## DIRECTION:
Would you retype all of these records exactly?

[Collected data]
————————
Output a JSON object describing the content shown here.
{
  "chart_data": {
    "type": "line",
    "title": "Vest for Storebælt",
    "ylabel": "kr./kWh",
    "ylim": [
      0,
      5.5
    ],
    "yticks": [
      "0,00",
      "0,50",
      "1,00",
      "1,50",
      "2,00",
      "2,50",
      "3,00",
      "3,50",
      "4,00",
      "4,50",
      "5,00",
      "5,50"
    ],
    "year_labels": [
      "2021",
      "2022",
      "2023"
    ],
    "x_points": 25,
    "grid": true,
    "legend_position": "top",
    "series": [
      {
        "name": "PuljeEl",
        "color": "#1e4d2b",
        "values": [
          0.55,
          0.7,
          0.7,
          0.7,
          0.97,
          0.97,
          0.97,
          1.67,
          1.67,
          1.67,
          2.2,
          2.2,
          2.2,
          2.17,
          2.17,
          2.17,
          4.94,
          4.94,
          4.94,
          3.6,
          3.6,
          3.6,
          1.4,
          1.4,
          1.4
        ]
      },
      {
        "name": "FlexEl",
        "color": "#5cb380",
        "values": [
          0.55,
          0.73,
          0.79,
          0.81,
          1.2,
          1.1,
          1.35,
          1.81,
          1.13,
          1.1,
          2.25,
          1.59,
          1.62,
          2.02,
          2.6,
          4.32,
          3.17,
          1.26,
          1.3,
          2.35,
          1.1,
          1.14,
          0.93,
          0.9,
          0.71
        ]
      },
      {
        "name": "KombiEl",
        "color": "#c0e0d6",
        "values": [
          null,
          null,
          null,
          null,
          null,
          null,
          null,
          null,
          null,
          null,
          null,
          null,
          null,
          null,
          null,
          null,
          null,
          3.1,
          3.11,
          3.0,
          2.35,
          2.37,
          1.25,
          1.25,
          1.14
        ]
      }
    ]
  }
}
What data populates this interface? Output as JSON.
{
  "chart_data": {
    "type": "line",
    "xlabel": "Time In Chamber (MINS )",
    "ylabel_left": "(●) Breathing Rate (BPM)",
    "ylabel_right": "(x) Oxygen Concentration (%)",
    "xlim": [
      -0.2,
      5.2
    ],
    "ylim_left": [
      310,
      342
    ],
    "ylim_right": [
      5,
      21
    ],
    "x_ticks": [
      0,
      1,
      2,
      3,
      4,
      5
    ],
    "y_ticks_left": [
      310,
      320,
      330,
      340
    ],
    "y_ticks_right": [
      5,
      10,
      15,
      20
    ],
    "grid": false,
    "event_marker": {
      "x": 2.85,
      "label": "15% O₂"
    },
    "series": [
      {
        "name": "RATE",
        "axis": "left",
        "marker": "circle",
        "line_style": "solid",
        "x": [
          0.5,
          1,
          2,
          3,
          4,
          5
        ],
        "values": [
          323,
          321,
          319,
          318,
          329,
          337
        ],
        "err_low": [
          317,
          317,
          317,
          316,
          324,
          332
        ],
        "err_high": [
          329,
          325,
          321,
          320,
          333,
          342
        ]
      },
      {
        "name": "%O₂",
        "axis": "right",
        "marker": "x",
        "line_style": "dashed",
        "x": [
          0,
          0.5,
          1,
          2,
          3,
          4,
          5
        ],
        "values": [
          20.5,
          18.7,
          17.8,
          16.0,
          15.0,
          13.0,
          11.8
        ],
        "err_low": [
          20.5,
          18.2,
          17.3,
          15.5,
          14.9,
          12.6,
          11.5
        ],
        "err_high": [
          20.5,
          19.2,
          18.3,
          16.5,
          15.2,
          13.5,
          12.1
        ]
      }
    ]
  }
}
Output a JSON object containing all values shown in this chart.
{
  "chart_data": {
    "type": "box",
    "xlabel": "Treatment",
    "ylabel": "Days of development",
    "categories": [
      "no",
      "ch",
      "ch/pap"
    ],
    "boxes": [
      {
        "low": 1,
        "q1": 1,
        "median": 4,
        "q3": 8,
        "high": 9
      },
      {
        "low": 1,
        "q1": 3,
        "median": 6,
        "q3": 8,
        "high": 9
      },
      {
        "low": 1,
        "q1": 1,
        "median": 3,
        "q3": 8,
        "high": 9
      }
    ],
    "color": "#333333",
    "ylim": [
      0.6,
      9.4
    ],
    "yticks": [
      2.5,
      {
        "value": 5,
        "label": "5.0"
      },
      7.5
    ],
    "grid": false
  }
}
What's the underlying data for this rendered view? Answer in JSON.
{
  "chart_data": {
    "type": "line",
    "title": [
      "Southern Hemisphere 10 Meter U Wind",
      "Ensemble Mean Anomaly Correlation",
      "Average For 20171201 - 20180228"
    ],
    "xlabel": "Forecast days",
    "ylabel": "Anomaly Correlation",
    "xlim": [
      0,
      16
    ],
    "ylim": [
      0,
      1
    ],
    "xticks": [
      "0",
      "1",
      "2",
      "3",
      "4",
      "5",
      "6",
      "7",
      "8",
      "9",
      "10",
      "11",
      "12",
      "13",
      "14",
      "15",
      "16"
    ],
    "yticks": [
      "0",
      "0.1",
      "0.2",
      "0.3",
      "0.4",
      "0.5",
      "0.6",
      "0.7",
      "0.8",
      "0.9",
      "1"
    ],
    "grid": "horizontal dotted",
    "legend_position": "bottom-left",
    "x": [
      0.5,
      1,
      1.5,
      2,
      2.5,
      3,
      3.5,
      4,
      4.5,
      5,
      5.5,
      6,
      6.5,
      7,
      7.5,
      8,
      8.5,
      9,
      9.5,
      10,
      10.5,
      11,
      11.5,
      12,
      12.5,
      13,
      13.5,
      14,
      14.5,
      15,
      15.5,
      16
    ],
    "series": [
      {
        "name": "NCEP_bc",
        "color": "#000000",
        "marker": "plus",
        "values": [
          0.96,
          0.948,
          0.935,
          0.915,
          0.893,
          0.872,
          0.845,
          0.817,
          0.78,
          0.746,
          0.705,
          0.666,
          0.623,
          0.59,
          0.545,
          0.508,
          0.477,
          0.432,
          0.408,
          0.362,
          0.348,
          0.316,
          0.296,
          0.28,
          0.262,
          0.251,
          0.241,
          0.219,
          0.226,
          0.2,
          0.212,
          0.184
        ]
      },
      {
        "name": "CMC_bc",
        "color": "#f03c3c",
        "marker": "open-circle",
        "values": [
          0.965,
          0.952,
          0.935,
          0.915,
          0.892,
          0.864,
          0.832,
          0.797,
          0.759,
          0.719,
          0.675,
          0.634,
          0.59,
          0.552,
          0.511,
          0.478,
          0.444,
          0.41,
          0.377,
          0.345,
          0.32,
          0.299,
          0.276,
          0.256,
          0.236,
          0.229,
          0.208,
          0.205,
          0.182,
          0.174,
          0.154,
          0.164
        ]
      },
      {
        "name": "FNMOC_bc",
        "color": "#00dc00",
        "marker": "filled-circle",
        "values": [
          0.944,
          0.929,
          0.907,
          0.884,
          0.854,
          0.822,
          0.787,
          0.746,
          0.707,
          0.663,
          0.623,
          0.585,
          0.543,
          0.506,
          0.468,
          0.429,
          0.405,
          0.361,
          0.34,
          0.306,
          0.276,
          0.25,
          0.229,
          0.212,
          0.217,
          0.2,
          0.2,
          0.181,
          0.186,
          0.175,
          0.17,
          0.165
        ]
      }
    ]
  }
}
————————
## ANSWER TO THIS EXERCISE:
Output a JSON object describing the content shown here.
{
  "chart_data": {
    "type": "line",
    "title": "Vest for Storebælt",
    "ylabel": "kr./kWh",
    "ylim": [
      0,
      5.5
    ],
    "yticks": [
      "0,00",
      "0,50",
      "1,00",
      "1,50",
      "2,00",
      "2,50",
      "3,00",
      "3,50",
      "4,00",
      "4,50",
      "5,00",
      "5,50"
    ],
    "year_labels": [
      "2021",
      "2022",
      "2023"
    ],
    "x_points": 25,
    "grid": true,
    "legend_position": "top",
    "series": [
      {
        "name": "PuljeEl",
        "color": "#1e4d2b",
        "values": [
          0.55,
          0.7,
          0.7,
          0.7,
          0.97,
          0.97,
          0.97,
          1.67,
          1.67,
          1.67,
          2.2,
          2.2,
          2.2,
          2.17,
          2.17,
          2.17,
          4.94,
          4.94,
          4.94,
          3.6,
          3.6,
          3.6,
          1.4,
          1.4,
          1.4
        ]
      },
      {
        "name": "FlexEl",
        "color": "#5cb380",
        "values": [
          0.55,
          0.73,
          0.79,
          0.81,
          1.2,
          1.1,
          1.35,
          1.81,
          1.13,
          1.1,
          2.25,
          1.59,
          1.62,
          2.02,
          2.6,
          4.32,
          3.17,
          1.26,
          1.3,
          2.35,
          1.1,
          1.14,
          0.93,
          0.9,
          0.71
        ]
      },
      {
        "name": "KombiEl",
        "color": "#c0e0d6",
        "values": [
          null,
          null,
          null,
          null,
          null,
          null,
          null,
          null,
          null,
          null,
          null,
          null,
          null,
          null,
          null,
          null,
          null,
          3.1,
          3.11,
          3.0,
          2.35,
          2.37,
          1.25,
          1.25,
          1.14
        ]
      }
    ]
  }
}
What data populates this interface? Output as JSON.
{
  "chart_data": {
    "type": "line",
    "xlabel": "Time In Chamber (MINS )",
    "ylabel_left": "(●) Breathing Rate (BPM)",
    "ylabel_right": "(x) Oxygen Concentration (%)",
    "xlim": [
      -0.2,
      5.2
    ],
    "ylim_left": [
      310,
      342
    ],
    "ylim_right": [
      5,
      21
    ],
    "x_ticks": [
      0,
      1,
      2,
      3,
      4,
      5
    ],
    "y_ticks_left": [
      310,
      320,
      330,
      340
    ],
    "y_ticks_right": [
      5,
      10,
      15,
      20
    ],
    "grid": false,
    "event_marker": {
      "x": 2.85,
      "label": "15% O₂"
    },
    "series": [
      {
        "name": "RATE",
        "axis": "left",
        "marker": "circle",
        "line_style": "solid",
        "x": [
          0.5,
          1,
          2,
          3,
          4,
          5
        ],
        "values": [
          323,
          321,
          319,
          318,
          329,
          337
        ],
        "err_low": [
          317,
          317,
          317,
          316,
          324,
          332
        ],
        "err_high": [
          329,
          325,
          321,
          320,
          333,
          342
        ]
      },
      {
        "name": "%O₂",
        "axis": "right",
        "marker": "x",
        "line_style": "dashed",
        "x": [
          0,
          0.5,
          1,
          2,
          3,
          4,
          5
        ],
        "values": [
          20.5,
          18.7,
          17.8,
          16.0,
          15.0,
          13.0,
          11.8
        ],
        "err_low": [
          20.5,
          18.2,
          17.3,
          15.5,
          14.9,
          12.6,
          11.5
        ],
        "err_high": [
          20.5,
          19.2,
          18.3,
          16.5,
          15.2,
          13.5,
          12.1
        ]
      }
    ]
  }
}
Output a JSON object containing all values shown in this chart.
{
  "chart_data": {
    "type": "box",
    "xlabel": "Treatment",
    "ylabel": "Days of development",
    "categories": [
      "no",
      "ch",
      "ch/pap"
    ],
    "boxes": [
      {
        "low": 1,
        "q1": 1,
        "median": 4,
        "q3": 8,
        "high": 9
      },
      {
        "low": 1,
        "q1": 3,
        "median": 6,
        "q3": 8,
        "high": 9
      },
      {
        "low": 1,
        "q1": 1,
        "median": 3,
        "q3": 8,
        "high": 9
      }
    ],
    "color": "#333333",
    "ylim": [
      0.6,
      9.4
    ],
    "yticks": [
      2.5,
      {
        "value": 5,
        "label": "5.0"
      },
      7.5
    ],
    "grid": false
  }
}
What's the underlying data for this rendered view? Answer in JSON.
{
  "chart_data": {
    "type": "line",
    "title": [
      "Southern Hemisphere 10 Meter U Wind",
      "Ensemble Mean Anomaly Correlation",
      "Average For 20171201 - 20180228"
    ],
    "xlabel": "Forecast days",
    "ylabel": "Anomaly Correlation",
    "xlim": [
      0,
      16
    ],
    "ylim": [
      0,
      1
    ],
    "xticks": [
      "0",
      "1",
      "2",
      "3",
      "4",
      "5",
      "6",
      "7",
      "8",
      "9",
      "10",
      "11",
      "12",
      "13",
      "14",
      "15",
      "16"
    ],
    "yticks": [
      "0",
      "0.1",
      "0.2",
      "0.3",
      "0.4",
      "0.5",
      "0.6",
      "0.7",
      "0.8",
      "0.9",
      "1"
    ],
    "grid": "horizontal dotted",
    "legend_position": "bottom-left",
    "x": [
      0.5,
      1,
      1.5,
      2,
      2.5,
      3,
      3.5,
      4,
      4.5,
      5,
      5.5,
      6,
      6.5,
      7,
      7.5,
      8,
      8.5,
      9,
      9.5,
      10,
      10.5,
      11,
      11.5,
      12,
      12.5,
      13,
      13.5,
      14,
      14.5,
      15,
      15.5,
      16
    ],
    "series": [
      {
        "name": "NCEP_bc",
        "color": "#000000",
        "marker": "plus",
        "values": [
          0.96,
          0.948,
          0.935,
          0.915,
          0.893,
          0.872,
          0.845,
          0.817,
          0.78,
          0.746,
          0.705,
          0.666,
          0.623,
          0.59,
          0.545,
          0.508,
          0.477,
          0.432,
          0.408,
          0.362,
          0.348,
          0.316,
          0.296,
          0.28,
          0.262,
          0.251,
          0.241,
          0.219,
          0.226,
          0.2,
          0.212,
          0.184
        ]
      },
      {
        "name": "CMC_bc",
        "color": "#f03c3c",
        "marker": "open-circle",
        "values": [
          0.965,
          0.952,
          0.935,
          0.915,
          0.892,
          0.864,
          0.832,
          0.797,
          0.759,
          0.719,
          0.675,
          0.634,
          0.59,
          0.552,
          0.511,
          0.478,
          0.444,
          0.41,
          0.377,
          0.345,
          0.32,
          0.299,
          0.276,
          0.256,
          0.236,
          0.229,
          0.208,
          0.205,
          0.182,
          0.174,
          0.154,
          0.164
        ]
      },
      {
        "name": "FNMOC_bc",
        "color": "#00dc00",
        "marker": "filled-circle",
        "values": [
          0.944,
          0.929,
          0.907,
          0.884,
          0.854,
          0.822,
          0.787,
          0.746,
          0.707,
          0.663,
          0.623,
          0.585,
          0.543,
          0.506,
          0.468,
          0.429,
          0.405,
          0.361,
          0.34,
          0.306,
          0.276,
          0.25,
          0.229,
          0.212,
          0.217,
          0.2,
          0.2,
          0.181,
          0.186,
          0.175,
          0.17,
          0.165
        ]
      }
    ]
  }
}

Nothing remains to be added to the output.